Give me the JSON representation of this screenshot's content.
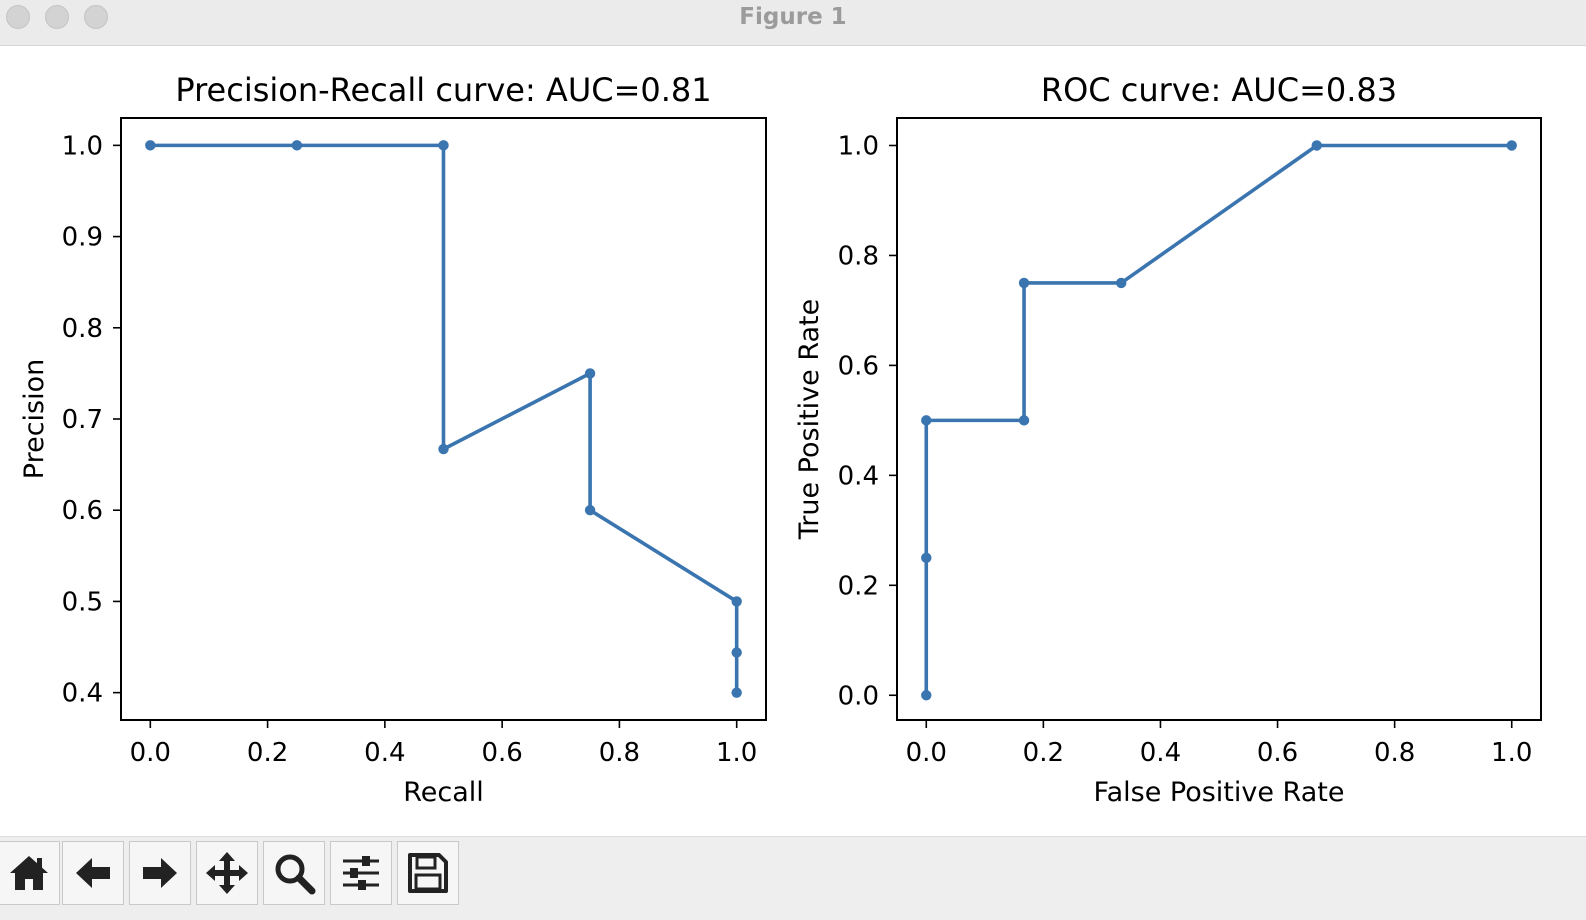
{
  "window": {
    "title": "Figure 1"
  },
  "toolbar": {
    "buttons": [
      {
        "name": "home-button",
        "icon": "home-icon"
      },
      {
        "name": "back-button",
        "icon": "arrow-left-icon"
      },
      {
        "name": "forward-button",
        "icon": "arrow-right-icon"
      },
      {
        "name": "pan-button",
        "icon": "move-icon"
      },
      {
        "name": "zoom-button",
        "icon": "magnifier-icon"
      },
      {
        "name": "configure-subplots-button",
        "icon": "sliders-icon"
      },
      {
        "name": "save-button",
        "icon": "floppy-disk-icon"
      }
    ]
  },
  "chart_data": [
    {
      "type": "line",
      "title": "Precision-Recall curve: AUC=0.81",
      "xlabel": "Recall",
      "ylabel": "Precision",
      "xlim": [
        -0.05,
        1.05
      ],
      "ylim": [
        0.37,
        1.03
      ],
      "xticks": [
        0.0,
        0.2,
        0.4,
        0.6,
        0.8,
        1.0
      ],
      "xtick_labels": [
        "0.0",
        "0.2",
        "0.4",
        "0.6",
        "0.8",
        "1.0"
      ],
      "yticks": [
        0.4,
        0.5,
        0.6,
        0.7,
        0.8,
        0.9,
        1.0
      ],
      "ytick_labels": [
        "0.4",
        "0.5",
        "0.6",
        "0.7",
        "0.8",
        "0.9",
        "1.0"
      ],
      "grid": false,
      "color": "#3a75b0",
      "markers": true,
      "series": [
        {
          "x": [
            0.0,
            0.25,
            0.5,
            0.5,
            0.75,
            0.75,
            1.0,
            1.0,
            1.0
          ],
          "y": [
            1.0,
            1.0,
            1.0,
            0.667,
            0.75,
            0.6,
            0.5,
            0.444,
            0.4
          ]
        }
      ]
    },
    {
      "type": "line",
      "title": "ROC curve: AUC=0.83",
      "xlabel": "False Positive Rate",
      "ylabel": "True Positive Rate",
      "xlim": [
        -0.05,
        1.05
      ],
      "ylim": [
        -0.045,
        1.05
      ],
      "xticks": [
        0.0,
        0.2,
        0.4,
        0.6,
        0.8,
        1.0
      ],
      "xtick_labels": [
        "0.0",
        "0.2",
        "0.4",
        "0.6",
        "0.8",
        "1.0"
      ],
      "yticks": [
        0.0,
        0.2,
        0.4,
        0.6,
        0.8,
        1.0
      ],
      "ytick_labels": [
        "0.0",
        "0.2",
        "0.4",
        "0.6",
        "0.8",
        "1.0"
      ],
      "grid": false,
      "color": "#3a75b0",
      "markers": true,
      "series": [
        {
          "x": [
            0.0,
            0.0,
            0.0,
            0.167,
            0.167,
            0.333,
            0.667,
            1.0
          ],
          "y": [
            0.0,
            0.25,
            0.5,
            0.5,
            0.75,
            0.75,
            1.0,
            1.0
          ]
        }
      ]
    }
  ]
}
--*--
• [Short problem] Reproduce every line of the listing above in which the string "Precision" appears.

• [Result of this task]
      "title": "Precision-Recall curve: AUC=0.81",
      "ylabel": "Precision",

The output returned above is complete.